* DATA SHOWN
---*---

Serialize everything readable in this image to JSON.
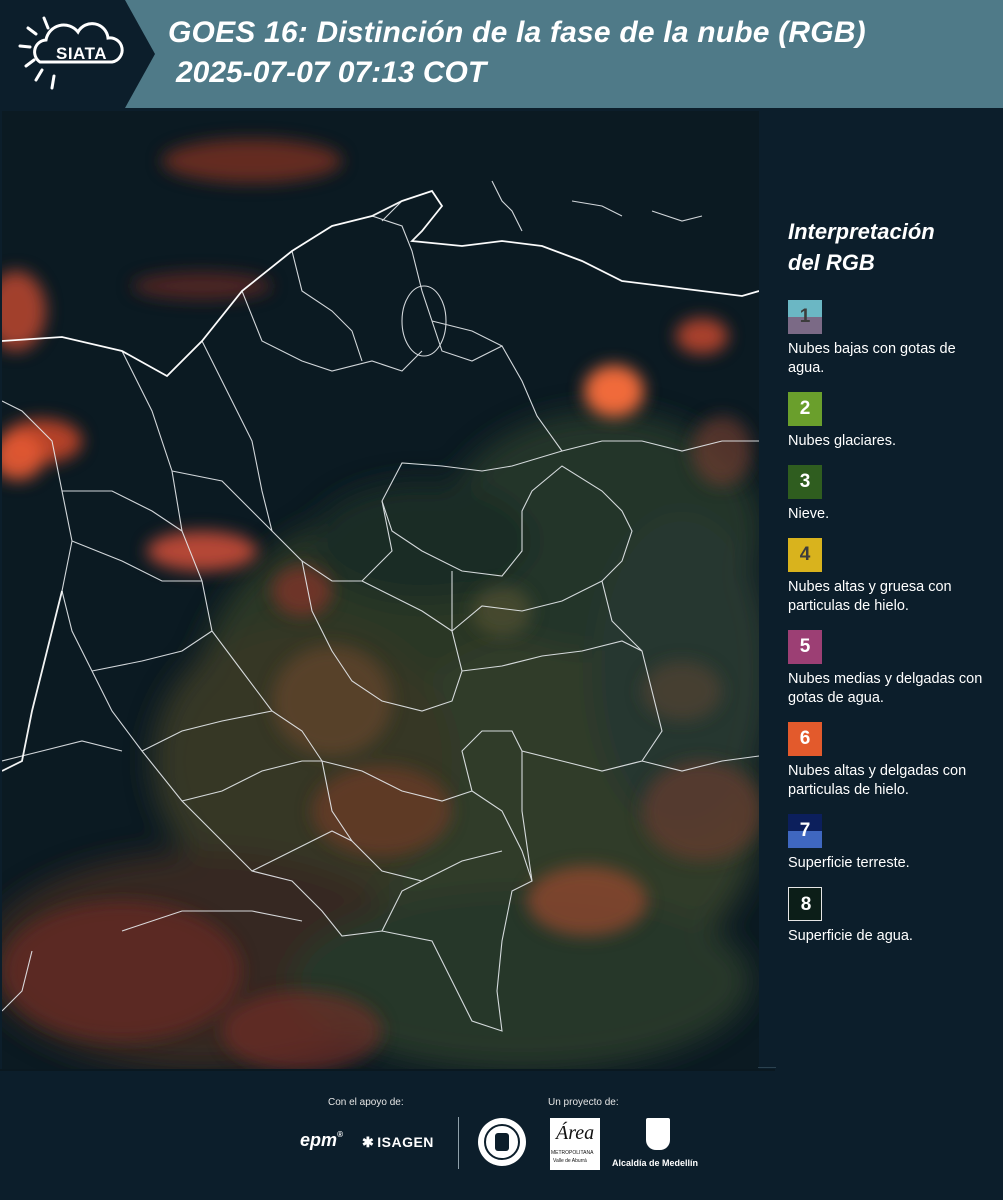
{
  "header": {
    "logo_text": "SIATA",
    "title_line1": "GOES 16: Distinción de la fase de la nube (RGB)",
    "title_line2": "2025-07-07 07:13 COT",
    "colors": {
      "header_bg": "#4f7a88",
      "logo_bg": "#0c1e2b"
    }
  },
  "legend": {
    "title_line1": "Interpretación",
    "title_line2": "del RGB",
    "items": [
      {
        "number": "1",
        "label": "Nubes bajas con gotas de agua.",
        "color_top": "#6bb7c4",
        "color_bottom": "#7b6a86"
      },
      {
        "number": "2",
        "label": "Nubes glaciares.",
        "color": "#6a9f2c"
      },
      {
        "number": "3",
        "label": "Nieve.",
        "color": "#2f5d1f"
      },
      {
        "number": "4",
        "label": "Nubes altas y gruesa con particulas de hielo.",
        "color": "#d9b31d"
      },
      {
        "number": "5",
        "label": "Nubes medias y delgadas con gotas de agua.",
        "color": "#9c3f74"
      },
      {
        "number": "6",
        "label": "Nubes altas y delgadas con particulas de hielo.",
        "color": "#e35a2c"
      },
      {
        "number": "7",
        "label": "Superficie terreste.",
        "color_top": "#0c1f5c",
        "color_bottom": "#3f67c0"
      },
      {
        "number": "8",
        "label": "Superficie de agua.",
        "color": "#0c1e18"
      }
    ]
  },
  "footer": {
    "support_label": "Con el apoyo de:",
    "project_label": "Un proyecto de:",
    "logos": [
      "epm",
      "ISAGEN",
      "Área Metropolitana",
      "Alcaldía de Medellín"
    ],
    "epm_text": "epm",
    "isagen_text": "ISAGEN",
    "area_text": "Área",
    "area_sub": "METROPOLITANA",
    "area_sub2": "Valle de Aburrá",
    "alcaldia_text": "Alcaldía de Medellín"
  }
}
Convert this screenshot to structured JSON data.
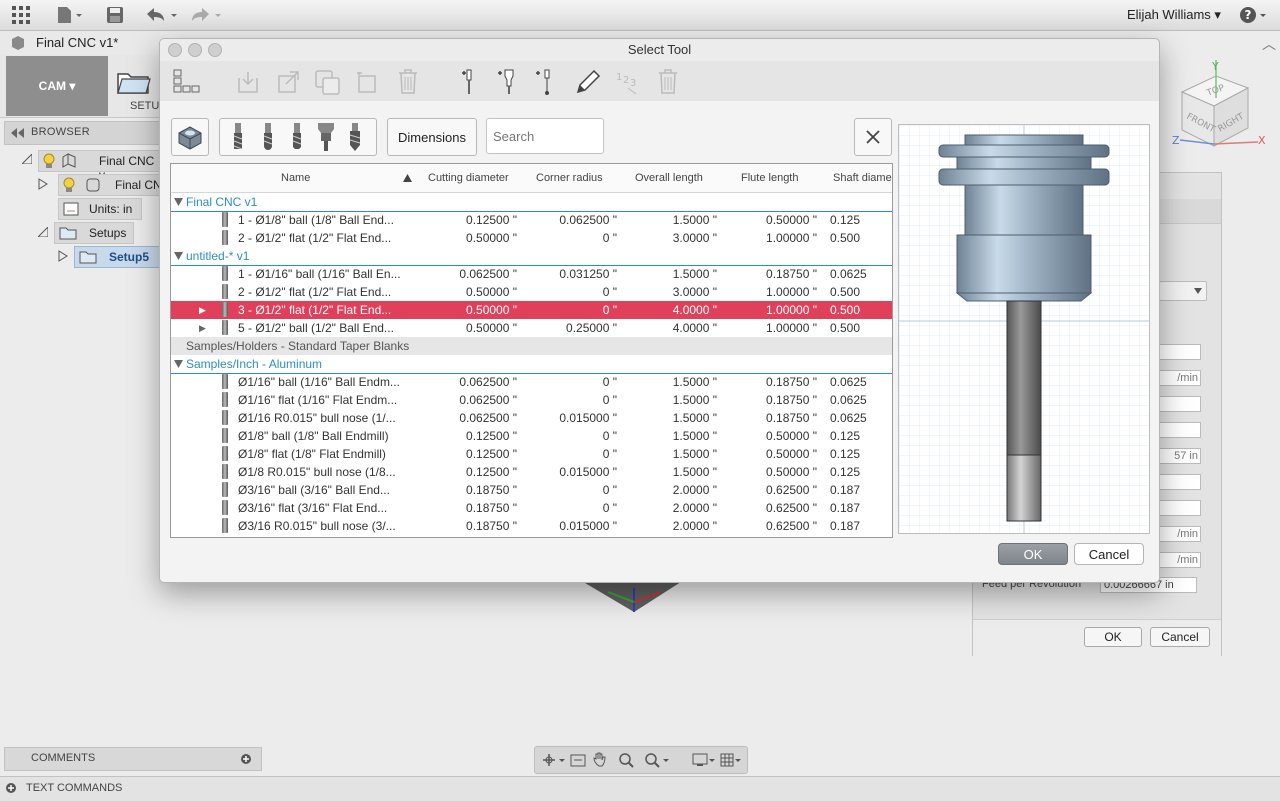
{
  "app": {
    "doc_tab": "Final CNC v1*",
    "user": "Elijah Williams",
    "cam_label": "CAM",
    "setup_label": "SETUP"
  },
  "browser": {
    "title": "BROWSER",
    "items": [
      {
        "label": "Final CNC v"
      },
      {
        "label": "Final CN"
      },
      {
        "label": "Units: in"
      },
      {
        "label": "Setups"
      },
      {
        "label": "Setup5"
      }
    ]
  },
  "right_panel": {
    "fields": [
      "",
      "/min",
      "",
      "",
      "57 in",
      "",
      "",
      "/min",
      "/min"
    ],
    "feed_label": "Feed per Revolution",
    "feed_value": "0.00266667 in",
    "ok": "OK",
    "cancel": "Cancel"
  },
  "bottom": {
    "comments": "COMMENTS",
    "text_commands": "TEXT COMMANDS"
  },
  "viewcube": {
    "top": "TOP",
    "front": "FRONT",
    "right": "RIGHT",
    "x": "X",
    "y": "Y",
    "z": "Z"
  },
  "dialog": {
    "title": "Select Tool",
    "dimensions_btn": "Dimensions",
    "search_placeholder": "Search",
    "ok": "OK",
    "cancel": "Cancel",
    "toolbar_icons": [
      "tree-view-icon",
      "import-icon",
      "export-icon",
      "copy-icon",
      "duplicate-icon",
      "delete-icon",
      "new-mill-tool-icon",
      "new-holder-icon",
      "new-probe-icon",
      "edit-icon",
      "renumber-icon",
      "delete-all-icon"
    ],
    "columns": [
      "Name",
      "Cutting diameter",
      "Corner radius",
      "Overall length",
      "Flute length",
      "Shaft diame"
    ],
    "groups": [
      {
        "name": "Final CNC v1",
        "expanded": true,
        "rows": [
          {
            "name": "1 - Ø1/8\" ball (1/8\" Ball End...",
            "cd": "0.12500 \"",
            "cr": "0.062500 \"",
            "ol": "1.5000 \"",
            "fl": "0.50000 \"",
            "sd": "0.125"
          },
          {
            "name": "2 - Ø1/2\" flat (1/2\" Flat End...",
            "cd": "0.50000 \"",
            "cr": "0 \"",
            "ol": "3.0000 \"",
            "fl": "1.00000 \"",
            "sd": "0.500"
          }
        ]
      },
      {
        "name": "untitled-* v1",
        "expanded": true,
        "rows": [
          {
            "name": "1 - Ø1/16\" ball (1/16\" Ball En...",
            "cd": "0.062500 \"",
            "cr": "0.031250 \"",
            "ol": "1.5000 \"",
            "fl": "0.18750 \"",
            "sd": "0.0625"
          },
          {
            "name": "2 - Ø1/2\" flat (1/2\" Flat End...",
            "cd": "0.50000 \"",
            "cr": "0 \"",
            "ol": "3.0000 \"",
            "fl": "1.00000 \"",
            "sd": "0.500"
          },
          {
            "name": "3 - Ø1/2\" flat (1/2\" Flat End...",
            "cd": "0.50000 \"",
            "cr": "0 \"",
            "ol": "4.0000 \"",
            "fl": "1.00000 \"",
            "sd": "0.500",
            "selected": true,
            "expand": true
          },
          {
            "name": "5 - Ø1/2\" ball (1/2\" Ball End...",
            "cd": "0.50000 \"",
            "cr": "0.25000 \"",
            "ol": "4.0000 \"",
            "fl": "1.00000 \"",
            "sd": "0.500",
            "expand": true
          }
        ]
      },
      {
        "name": "Samples/Holders - Standard Taper Blanks",
        "expanded": false,
        "rows": []
      },
      {
        "name": "Samples/Inch - Aluminum",
        "expanded": true,
        "rows": [
          {
            "name": "Ø1/16\" ball (1/16\" Ball Endm...",
            "cd": "0.062500 \"",
            "cr": "0 \"",
            "ol": "1.5000 \"",
            "fl": "0.18750 \"",
            "sd": "0.0625"
          },
          {
            "name": "Ø1/16\" flat (1/16\" Flat Endm...",
            "cd": "0.062500 \"",
            "cr": "0 \"",
            "ol": "1.5000 \"",
            "fl": "0.18750 \"",
            "sd": "0.0625"
          },
          {
            "name": "Ø1/16 R0.015\" bull nose (1/...",
            "cd": "0.062500 \"",
            "cr": "0.015000 \"",
            "ol": "1.5000 \"",
            "fl": "0.18750 \"",
            "sd": "0.0625"
          },
          {
            "name": "Ø1/8\" ball (1/8\" Ball Endmill)",
            "cd": "0.12500 \"",
            "cr": "0 \"",
            "ol": "1.5000 \"",
            "fl": "0.50000 \"",
            "sd": "0.125"
          },
          {
            "name": "Ø1/8\" flat (1/8\" Flat Endmill)",
            "cd": "0.12500 \"",
            "cr": "0 \"",
            "ol": "1.5000 \"",
            "fl": "0.50000 \"",
            "sd": "0.125"
          },
          {
            "name": "Ø1/8 R0.015\" bull nose (1/8...",
            "cd": "0.12500 \"",
            "cr": "0.015000 \"",
            "ol": "1.5000 \"",
            "fl": "0.50000 \"",
            "sd": "0.125"
          },
          {
            "name": "Ø3/16\" ball (3/16\" Ball End...",
            "cd": "0.18750 \"",
            "cr": "0 \"",
            "ol": "2.0000 \"",
            "fl": "0.62500 \"",
            "sd": "0.187"
          },
          {
            "name": "Ø3/16\" flat (3/16\" Flat End...",
            "cd": "0.18750 \"",
            "cr": "0 \"",
            "ol": "2.0000 \"",
            "fl": "0.62500 \"",
            "sd": "0.187"
          },
          {
            "name": "Ø3/16 R0.015\" bull nose (3/...",
            "cd": "0.18750 \"",
            "cr": "0.015000 \"",
            "ol": "2.0000 \"",
            "fl": "0.62500 \"",
            "sd": "0.187"
          }
        ]
      }
    ]
  },
  "colors": {
    "selection": "#e0405a",
    "group_text": "#2b8fbd",
    "accent_blue": "#2b8fbd"
  }
}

---*---

* DIRECTIVE
Repeat the listing verbatim. Skip the pictures.

* SOLUTION FOR THIS TASK
Serialize everything readable in this image to JSON.
{
  "header": {
    "logo_text": "SIATA",
    "title_line1": "GOES 16: Distinción de la fase de la nube (RGB)",
    "title_line2": "2025-07-07 07:13 COT",
    "colors": {
      "header_bg": "#4f7a88",
      "logo_bg": "#0c1e2b"
    }
  },
  "legend": {
    "title_line1": "Interpretación",
    "title_line2": "del RGB",
    "items": [
      {
        "number": "1",
        "label": "Nubes bajas con gotas de agua.",
        "color_top": "#6bb7c4",
        "color_bottom": "#7b6a86"
      },
      {
        "number": "2",
        "label": "Nubes glaciares.",
        "color": "#6a9f2c"
      },
      {
        "number": "3",
        "label": "Nieve.",
        "color": "#2f5d1f"
      },
      {
        "number": "4",
        "label": "Nubes altas y gruesa con particulas de hielo.",
        "color": "#d9b31d"
      },
      {
        "number": "5",
        "label": "Nubes medias y delgadas con gotas de agua.",
        "color": "#9c3f74"
      },
      {
        "number": "6",
        "label": "Nubes altas y delgadas con particulas de hielo.",
        "color": "#e35a2c"
      },
      {
        "number": "7",
        "label": "Superficie terreste.",
        "color_top": "#0c1f5c",
        "color_bottom": "#3f67c0"
      },
      {
        "number": "8",
        "label": "Superficie de agua.",
        "color": "#0c1e18"
      }
    ]
  },
  "footer": {
    "support_label": "Con el apoyo de:",
    "project_label": "Un proyecto de:",
    "logos": [
      "epm",
      "ISAGEN",
      "Área Metropolitana",
      "Alcaldía de Medellín"
    ],
    "epm_text": "epm",
    "isagen_text": "ISAGEN",
    "area_text": "Área",
    "area_sub": "METROPOLITANA",
    "area_sub2": "Valle de Aburrá",
    "alcaldia_text": "Alcaldía de Medellín"
  }
}
Convert this screenshot to structured JSON data.
{
  "app": {
    "doc_tab": "Final CNC v1*",
    "user": "Elijah Williams",
    "cam_label": "CAM",
    "setup_label": "SETUP"
  },
  "browser": {
    "title": "BROWSER",
    "items": [
      {
        "label": "Final CNC v"
      },
      {
        "label": "Final CN"
      },
      {
        "label": "Units: in"
      },
      {
        "label": "Setups"
      },
      {
        "label": "Setup5"
      }
    ]
  },
  "right_panel": {
    "fields": [
      "",
      "/min",
      "",
      "",
      "57 in",
      "",
      "",
      "/min",
      "/min"
    ],
    "feed_label": "Feed per Revolution",
    "feed_value": "0.00266667 in",
    "ok": "OK",
    "cancel": "Cancel"
  },
  "bottom": {
    "comments": "COMMENTS",
    "text_commands": "TEXT COMMANDS"
  },
  "viewcube": {
    "top": "TOP",
    "front": "FRONT",
    "right": "RIGHT",
    "x": "X",
    "y": "Y",
    "z": "Z"
  },
  "dialog": {
    "title": "Select Tool",
    "dimensions_btn": "Dimensions",
    "search_placeholder": "Search",
    "ok": "OK",
    "cancel": "Cancel",
    "toolbar_icons": [
      "tree-view-icon",
      "import-icon",
      "export-icon",
      "copy-icon",
      "duplicate-icon",
      "delete-icon",
      "new-mill-tool-icon",
      "new-holder-icon",
      "new-probe-icon",
      "edit-icon",
      "renumber-icon",
      "delete-all-icon"
    ],
    "columns": [
      "Name",
      "Cutting diameter",
      "Corner radius",
      "Overall length",
      "Flute length",
      "Shaft diame"
    ],
    "groups": [
      {
        "name": "Final CNC v1",
        "expanded": true,
        "rows": [
          {
            "name": "1 - Ø1/8\" ball (1/8\" Ball End...",
            "cd": "0.12500 \"",
            "cr": "0.062500 \"",
            "ol": "1.5000 \"",
            "fl": "0.50000 \"",
            "sd": "0.125"
          },
          {
            "name": "2 - Ø1/2\" flat (1/2\" Flat End...",
            "cd": "0.50000 \"",
            "cr": "0 \"",
            "ol": "3.0000 \"",
            "fl": "1.00000 \"",
            "sd": "0.500"
          }
        ]
      },
      {
        "name": "untitled-* v1",
        "expanded": true,
        "rows": [
          {
            "name": "1 - Ø1/16\" ball (1/16\" Ball En...",
            "cd": "0.062500 \"",
            "cr": "0.031250 \"",
            "ol": "1.5000 \"",
            "fl": "0.18750 \"",
            "sd": "0.0625"
          },
          {
            "name": "2 - Ø1/2\" flat (1/2\" Flat End...",
            "cd": "0.50000 \"",
            "cr": "0 \"",
            "ol": "3.0000 \"",
            "fl": "1.00000 \"",
            "sd": "0.500"
          },
          {
            "name": "3 - Ø1/2\" flat (1/2\" Flat End...",
            "cd": "0.50000 \"",
            "cr": "0 \"",
            "ol": "4.0000 \"",
            "fl": "1.00000 \"",
            "sd": "0.500",
            "selected": true,
            "expand": true
          },
          {
            "name": "5 - Ø1/2\" ball (1/2\" Ball End...",
            "cd": "0.50000 \"",
            "cr": "0.25000 \"",
            "ol": "4.0000 \"",
            "fl": "1.00000 \"",
            "sd": "0.500",
            "expand": true
          }
        ]
      },
      {
        "name": "Samples/Holders - Standard Taper Blanks",
        "expanded": false,
        "rows": []
      },
      {
        "name": "Samples/Inch - Aluminum",
        "expanded": true,
        "rows": [
          {
            "name": "Ø1/16\" ball (1/16\" Ball Endm...",
            "cd": "0.062500 \"",
            "cr": "0 \"",
            "ol": "1.5000 \"",
            "fl": "0.18750 \"",
            "sd": "0.0625"
          },
          {
            "name": "Ø1/16\" flat (1/16\" Flat Endm...",
            "cd": "0.062500 \"",
            "cr": "0 \"",
            "ol": "1.5000 \"",
            "fl": "0.18750 \"",
            "sd": "0.0625"
          },
          {
            "name": "Ø1/16 R0.015\" bull nose (1/...",
            "cd": "0.062500 \"",
            "cr": "0.015000 \"",
            "ol": "1.5000 \"",
            "fl": "0.18750 \"",
            "sd": "0.0625"
          },
          {
            "name": "Ø1/8\" ball (1/8\" Ball Endmill)",
            "cd": "0.12500 \"",
            "cr": "0 \"",
            "ol": "1.5000 \"",
            "fl": "0.50000 \"",
            "sd": "0.125"
          },
          {
            "name": "Ø1/8\" flat (1/8\" Flat Endmill)",
            "cd": "0.12500 \"",
            "cr": "0 \"",
            "ol": "1.5000 \"",
            "fl": "0.50000 \"",
            "sd": "0.125"
          },
          {
            "name": "Ø1/8 R0.015\" bull nose (1/8...",
            "cd": "0.12500 \"",
            "cr": "0.015000 \"",
            "ol": "1.5000 \"",
            "fl": "0.50000 \"",
            "sd": "0.125"
          },
          {
            "name": "Ø3/16\" ball (3/16\" Ball End...",
            "cd": "0.18750 \"",
            "cr": "0 \"",
            "ol": "2.0000 \"",
            "fl": "0.62500 \"",
            "sd": "0.187"
          },
          {
            "name": "Ø3/16\" flat (3/16\" Flat End...",
            "cd": "0.18750 \"",
            "cr": "0 \"",
            "ol": "2.0000 \"",
            "fl": "0.62500 \"",
            "sd": "0.187"
          },
          {
            "name": "Ø3/16 R0.015\" bull nose (3/...",
            "cd": "0.18750 \"",
            "cr": "0.015000 \"",
            "ol": "2.0000 \"",
            "fl": "0.62500 \"",
            "sd": "0.187"
          }
        ]
      }
    ]
  },
  "colors": {
    "selection": "#e0405a",
    "group_text": "#2b8fbd",
    "accent_blue": "#2b8fbd"
  }
}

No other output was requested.